● **THE PROBLEM**:
From the first line to the last, reproduce the records exactly.

● **AVAILABLE DATA**:
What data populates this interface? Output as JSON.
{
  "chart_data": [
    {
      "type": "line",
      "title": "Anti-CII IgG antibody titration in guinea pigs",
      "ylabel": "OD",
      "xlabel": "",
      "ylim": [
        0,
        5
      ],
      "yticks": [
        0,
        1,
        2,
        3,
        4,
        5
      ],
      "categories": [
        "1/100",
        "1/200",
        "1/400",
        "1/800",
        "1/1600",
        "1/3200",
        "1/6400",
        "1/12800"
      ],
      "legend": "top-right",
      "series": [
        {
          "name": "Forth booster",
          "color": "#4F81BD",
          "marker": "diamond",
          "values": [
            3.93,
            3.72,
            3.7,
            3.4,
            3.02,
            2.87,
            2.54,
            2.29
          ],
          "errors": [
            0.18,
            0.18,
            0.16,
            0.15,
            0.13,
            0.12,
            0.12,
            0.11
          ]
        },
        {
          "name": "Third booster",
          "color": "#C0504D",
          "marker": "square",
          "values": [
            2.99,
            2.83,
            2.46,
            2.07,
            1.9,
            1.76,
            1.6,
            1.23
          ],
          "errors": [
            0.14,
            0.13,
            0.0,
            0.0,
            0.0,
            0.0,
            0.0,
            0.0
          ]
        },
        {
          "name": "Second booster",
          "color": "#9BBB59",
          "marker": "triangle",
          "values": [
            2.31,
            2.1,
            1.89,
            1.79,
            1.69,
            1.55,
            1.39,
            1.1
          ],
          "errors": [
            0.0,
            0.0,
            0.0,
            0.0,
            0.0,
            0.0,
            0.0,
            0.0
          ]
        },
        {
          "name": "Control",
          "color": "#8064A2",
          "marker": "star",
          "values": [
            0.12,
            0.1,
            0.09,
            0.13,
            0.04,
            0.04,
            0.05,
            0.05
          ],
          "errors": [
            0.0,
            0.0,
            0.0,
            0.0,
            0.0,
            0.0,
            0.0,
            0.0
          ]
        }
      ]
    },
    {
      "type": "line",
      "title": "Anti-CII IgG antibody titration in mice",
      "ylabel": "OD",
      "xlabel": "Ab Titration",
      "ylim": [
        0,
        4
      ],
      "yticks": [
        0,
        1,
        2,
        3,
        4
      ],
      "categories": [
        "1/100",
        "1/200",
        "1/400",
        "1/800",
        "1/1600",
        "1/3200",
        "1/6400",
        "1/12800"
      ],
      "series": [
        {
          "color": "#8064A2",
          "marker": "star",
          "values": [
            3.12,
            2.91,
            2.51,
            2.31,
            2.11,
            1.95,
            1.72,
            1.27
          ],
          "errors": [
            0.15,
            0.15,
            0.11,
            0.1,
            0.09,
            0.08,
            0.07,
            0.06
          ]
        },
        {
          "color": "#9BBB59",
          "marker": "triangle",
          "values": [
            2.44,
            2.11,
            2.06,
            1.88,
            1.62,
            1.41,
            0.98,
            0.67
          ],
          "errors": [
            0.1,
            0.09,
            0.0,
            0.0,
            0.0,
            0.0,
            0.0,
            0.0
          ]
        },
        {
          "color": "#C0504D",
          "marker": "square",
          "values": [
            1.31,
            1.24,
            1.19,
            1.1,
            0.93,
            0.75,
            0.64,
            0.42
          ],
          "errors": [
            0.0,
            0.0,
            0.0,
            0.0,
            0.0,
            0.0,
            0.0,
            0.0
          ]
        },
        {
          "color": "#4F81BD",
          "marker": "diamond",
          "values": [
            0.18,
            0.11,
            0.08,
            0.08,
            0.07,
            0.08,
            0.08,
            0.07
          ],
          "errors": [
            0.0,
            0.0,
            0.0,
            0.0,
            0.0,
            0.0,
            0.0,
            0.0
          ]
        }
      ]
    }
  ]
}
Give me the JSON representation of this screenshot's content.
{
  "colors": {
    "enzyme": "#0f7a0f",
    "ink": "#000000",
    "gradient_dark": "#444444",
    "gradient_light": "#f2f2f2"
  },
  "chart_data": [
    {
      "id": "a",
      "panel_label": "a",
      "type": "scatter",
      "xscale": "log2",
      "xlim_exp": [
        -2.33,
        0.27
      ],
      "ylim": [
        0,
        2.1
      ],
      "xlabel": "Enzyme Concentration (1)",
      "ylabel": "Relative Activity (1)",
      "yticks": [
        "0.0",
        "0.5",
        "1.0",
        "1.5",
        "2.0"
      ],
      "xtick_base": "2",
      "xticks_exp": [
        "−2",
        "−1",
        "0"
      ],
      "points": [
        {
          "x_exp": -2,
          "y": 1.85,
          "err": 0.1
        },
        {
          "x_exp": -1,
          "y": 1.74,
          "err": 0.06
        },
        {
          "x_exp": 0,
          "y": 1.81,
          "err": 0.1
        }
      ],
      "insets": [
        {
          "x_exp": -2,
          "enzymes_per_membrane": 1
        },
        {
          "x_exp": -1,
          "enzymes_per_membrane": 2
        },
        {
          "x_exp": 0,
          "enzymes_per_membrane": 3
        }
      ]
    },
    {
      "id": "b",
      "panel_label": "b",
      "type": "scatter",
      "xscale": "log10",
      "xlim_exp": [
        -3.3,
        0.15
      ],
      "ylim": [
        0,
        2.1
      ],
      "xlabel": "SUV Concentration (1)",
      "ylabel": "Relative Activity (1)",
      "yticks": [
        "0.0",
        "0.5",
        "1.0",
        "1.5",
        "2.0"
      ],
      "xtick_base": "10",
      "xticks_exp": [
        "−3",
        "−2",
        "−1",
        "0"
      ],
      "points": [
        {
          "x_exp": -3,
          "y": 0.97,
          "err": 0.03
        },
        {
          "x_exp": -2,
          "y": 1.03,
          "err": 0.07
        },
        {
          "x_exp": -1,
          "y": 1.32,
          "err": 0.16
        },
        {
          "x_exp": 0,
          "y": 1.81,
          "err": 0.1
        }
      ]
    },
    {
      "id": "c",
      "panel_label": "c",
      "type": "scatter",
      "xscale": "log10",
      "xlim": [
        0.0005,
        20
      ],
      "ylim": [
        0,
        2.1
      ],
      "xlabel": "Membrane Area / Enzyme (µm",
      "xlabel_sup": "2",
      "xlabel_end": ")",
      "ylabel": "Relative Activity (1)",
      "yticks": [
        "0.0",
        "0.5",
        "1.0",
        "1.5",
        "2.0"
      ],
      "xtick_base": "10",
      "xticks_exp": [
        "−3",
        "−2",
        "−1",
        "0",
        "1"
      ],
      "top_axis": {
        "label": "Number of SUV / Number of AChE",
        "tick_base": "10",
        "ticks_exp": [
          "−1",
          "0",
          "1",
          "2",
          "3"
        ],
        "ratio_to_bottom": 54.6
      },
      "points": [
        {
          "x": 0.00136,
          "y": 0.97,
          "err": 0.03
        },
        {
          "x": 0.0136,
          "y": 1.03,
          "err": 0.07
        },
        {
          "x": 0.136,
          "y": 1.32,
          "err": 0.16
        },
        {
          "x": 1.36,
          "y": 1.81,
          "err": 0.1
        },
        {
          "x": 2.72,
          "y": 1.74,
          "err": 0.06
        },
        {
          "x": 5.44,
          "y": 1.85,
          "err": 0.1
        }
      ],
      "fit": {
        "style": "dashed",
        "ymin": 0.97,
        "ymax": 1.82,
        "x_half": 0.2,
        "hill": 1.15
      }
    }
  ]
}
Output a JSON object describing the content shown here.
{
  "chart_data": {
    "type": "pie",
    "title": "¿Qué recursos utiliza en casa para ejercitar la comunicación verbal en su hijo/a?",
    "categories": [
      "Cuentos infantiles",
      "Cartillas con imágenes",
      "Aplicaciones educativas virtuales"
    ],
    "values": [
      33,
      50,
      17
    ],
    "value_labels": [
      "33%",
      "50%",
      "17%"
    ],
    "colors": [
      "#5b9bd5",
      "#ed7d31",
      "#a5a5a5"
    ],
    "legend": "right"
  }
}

● **RESULT OF THE TASK**:
What data populates this interface? Output as JSON.
{
  "chart_data": [
    {
      "type": "line",
      "title": "Anti-CII IgG antibody titration in guinea pigs",
      "ylabel": "OD",
      "xlabel": "",
      "ylim": [
        0,
        5
      ],
      "yticks": [
        0,
        1,
        2,
        3,
        4,
        5
      ],
      "categories": [
        "1/100",
        "1/200",
        "1/400",
        "1/800",
        "1/1600",
        "1/3200",
        "1/6400",
        "1/12800"
      ],
      "legend": "top-right",
      "series": [
        {
          "name": "Forth booster",
          "color": "#4F81BD",
          "marker": "diamond",
          "values": [
            3.93,
            3.72,
            3.7,
            3.4,
            3.02,
            2.87,
            2.54,
            2.29
          ],
          "errors": [
            0.18,
            0.18,
            0.16,
            0.15,
            0.13,
            0.12,
            0.12,
            0.11
          ]
        },
        {
          "name": "Third booster",
          "color": "#C0504D",
          "marker": "square",
          "values": [
            2.99,
            2.83,
            2.46,
            2.07,
            1.9,
            1.76,
            1.6,
            1.23
          ],
          "errors": [
            0.14,
            0.13,
            0.0,
            0.0,
            0.0,
            0.0,
            0.0,
            0.0
          ]
        },
        {
          "name": "Second booster",
          "color": "#9BBB59",
          "marker": "triangle",
          "values": [
            2.31,
            2.1,
            1.89,
            1.79,
            1.69,
            1.55,
            1.39,
            1.1
          ],
          "errors": [
            0.0,
            0.0,
            0.0,
            0.0,
            0.0,
            0.0,
            0.0,
            0.0
          ]
        },
        {
          "name": "Control",
          "color": "#8064A2",
          "marker": "star",
          "values": [
            0.12,
            0.1,
            0.09,
            0.13,
            0.04,
            0.04,
            0.05,
            0.05
          ],
          "errors": [
            0.0,
            0.0,
            0.0,
            0.0,
            0.0,
            0.0,
            0.0,
            0.0
          ]
        }
      ]
    },
    {
      "type": "line",
      "title": "Anti-CII IgG antibody titration in mice",
      "ylabel": "OD",
      "xlabel": "Ab Titration",
      "ylim": [
        0,
        4
      ],
      "yticks": [
        0,
        1,
        2,
        3,
        4
      ],
      "categories": [
        "1/100",
        "1/200",
        "1/400",
        "1/800",
        "1/1600",
        "1/3200",
        "1/6400",
        "1/12800"
      ],
      "series": [
        {
          "color": "#8064A2",
          "marker": "star",
          "values": [
            3.12,
            2.91,
            2.51,
            2.31,
            2.11,
            1.95,
            1.72,
            1.27
          ],
          "errors": [
            0.15,
            0.15,
            0.11,
            0.1,
            0.09,
            0.08,
            0.07,
            0.06
          ]
        },
        {
          "color": "#9BBB59",
          "marker": "triangle",
          "values": [
            2.44,
            2.11,
            2.06,
            1.88,
            1.62,
            1.41,
            0.98,
            0.67
          ],
          "errors": [
            0.1,
            0.09,
            0.0,
            0.0,
            0.0,
            0.0,
            0.0,
            0.0
          ]
        },
        {
          "color": "#C0504D",
          "marker": "square",
          "values": [
            1.31,
            1.24,
            1.19,
            1.1,
            0.93,
            0.75,
            0.64,
            0.42
          ],
          "errors": [
            0.0,
            0.0,
            0.0,
            0.0,
            0.0,
            0.0,
            0.0,
            0.0
          ]
        },
        {
          "color": "#4F81BD",
          "marker": "diamond",
          "values": [
            0.18,
            0.11,
            0.08,
            0.08,
            0.07,
            0.08,
            0.08,
            0.07
          ],
          "errors": [
            0.0,
            0.0,
            0.0,
            0.0,
            0.0,
            0.0,
            0.0,
            0.0
          ]
        }
      ]
    }
  ]
}
Give me the JSON representation of this screenshot's content.
{
  "colors": {
    "enzyme": "#0f7a0f",
    "ink": "#000000",
    "gradient_dark": "#444444",
    "gradient_light": "#f2f2f2"
  },
  "chart_data": [
    {
      "id": "a",
      "panel_label": "a",
      "type": "scatter",
      "xscale": "log2",
      "xlim_exp": [
        -2.33,
        0.27
      ],
      "ylim": [
        0,
        2.1
      ],
      "xlabel": "Enzyme Concentration (1)",
      "ylabel": "Relative Activity (1)",
      "yticks": [
        "0.0",
        "0.5",
        "1.0",
        "1.5",
        "2.0"
      ],
      "xtick_base": "2",
      "xticks_exp": [
        "−2",
        "−1",
        "0"
      ],
      "points": [
        {
          "x_exp": -2,
          "y": 1.85,
          "err": 0.1
        },
        {
          "x_exp": -1,
          "y": 1.74,
          "err": 0.06
        },
        {
          "x_exp": 0,
          "y": 1.81,
          "err": 0.1
        }
      ],
      "insets": [
        {
          "x_exp": -2,
          "enzymes_per_membrane": 1
        },
        {
          "x_exp": -1,
          "enzymes_per_membrane": 2
        },
        {
          "x_exp": 0,
          "enzymes_per_membrane": 3
        }
      ]
    },
    {
      "id": "b",
      "panel_label": "b",
      "type": "scatter",
      "xscale": "log10",
      "xlim_exp": [
        -3.3,
        0.15
      ],
      "ylim": [
        0,
        2.1
      ],
      "xlabel": "SUV Concentration (1)",
      "ylabel": "Relative Activity (1)",
      "yticks": [
        "0.0",
        "0.5",
        "1.0",
        "1.5",
        "2.0"
      ],
      "xtick_base": "10",
      "xticks_exp": [
        "−3",
        "−2",
        "−1",
        "0"
      ],
      "points": [
        {
          "x_exp": -3,
          "y": 0.97,
          "err": 0.03
        },
        {
          "x_exp": -2,
          "y": 1.03,
          "err": 0.07
        },
        {
          "x_exp": -1,
          "y": 1.32,
          "err": 0.16
        },
        {
          "x_exp": 0,
          "y": 1.81,
          "err": 0.1
        }
      ]
    },
    {
      "id": "c",
      "panel_label": "c",
      "type": "scatter",
      "xscale": "log10",
      "xlim": [
        0.0005,
        20
      ],
      "ylim": [
        0,
        2.1
      ],
      "xlabel": "Membrane Area / Enzyme (µm",
      "xlabel_sup": "2",
      "xlabel_end": ")",
      "ylabel": "Relative Activity (1)",
      "yticks": [
        "0.0",
        "0.5",
        "1.0",
        "1.5",
        "2.0"
      ],
      "xtick_base": "10",
      "xticks_exp": [
        "−3",
        "−2",
        "−1",
        "0",
        "1"
      ],
      "top_axis": {
        "label": "Number of SUV / Number of AChE",
        "tick_base": "10",
        "ticks_exp": [
          "−1",
          "0",
          "1",
          "2",
          "3"
        ],
        "ratio_to_bottom": 54.6
      },
      "points": [
        {
          "x": 0.00136,
          "y": 0.97,
          "err": 0.03
        },
        {
          "x": 0.0136,
          "y": 1.03,
          "err": 0.07
        },
        {
          "x": 0.136,
          "y": 1.32,
          "err": 0.16
        },
        {
          "x": 1.36,
          "y": 1.81,
          "err": 0.1
        },
        {
          "x": 2.72,
          "y": 1.74,
          "err": 0.06
        },
        {
          "x": 5.44,
          "y": 1.85,
          "err": 0.1
        }
      ],
      "fit": {
        "style": "dashed",
        "ymin": 0.97,
        "ymax": 1.82,
        "x_half": 0.2,
        "hill": 1.15
      }
    }
  ]
}
Output a JSON object describing the content shown here.
{
  "chart_data": {
    "type": "pie",
    "title": "¿Qué recursos utiliza en casa para ejercitar la comunicación verbal en su hijo/a?",
    "categories": [
      "Cuentos infantiles",
      "Cartillas con imágenes",
      "Aplicaciones educativas virtuales"
    ],
    "values": [
      33,
      50,
      17
    ],
    "value_labels": [
      "33%",
      "50%",
      "17%"
    ],
    "colors": [
      "#5b9bd5",
      "#ed7d31",
      "#a5a5a5"
    ],
    "legend": "right"
  }
}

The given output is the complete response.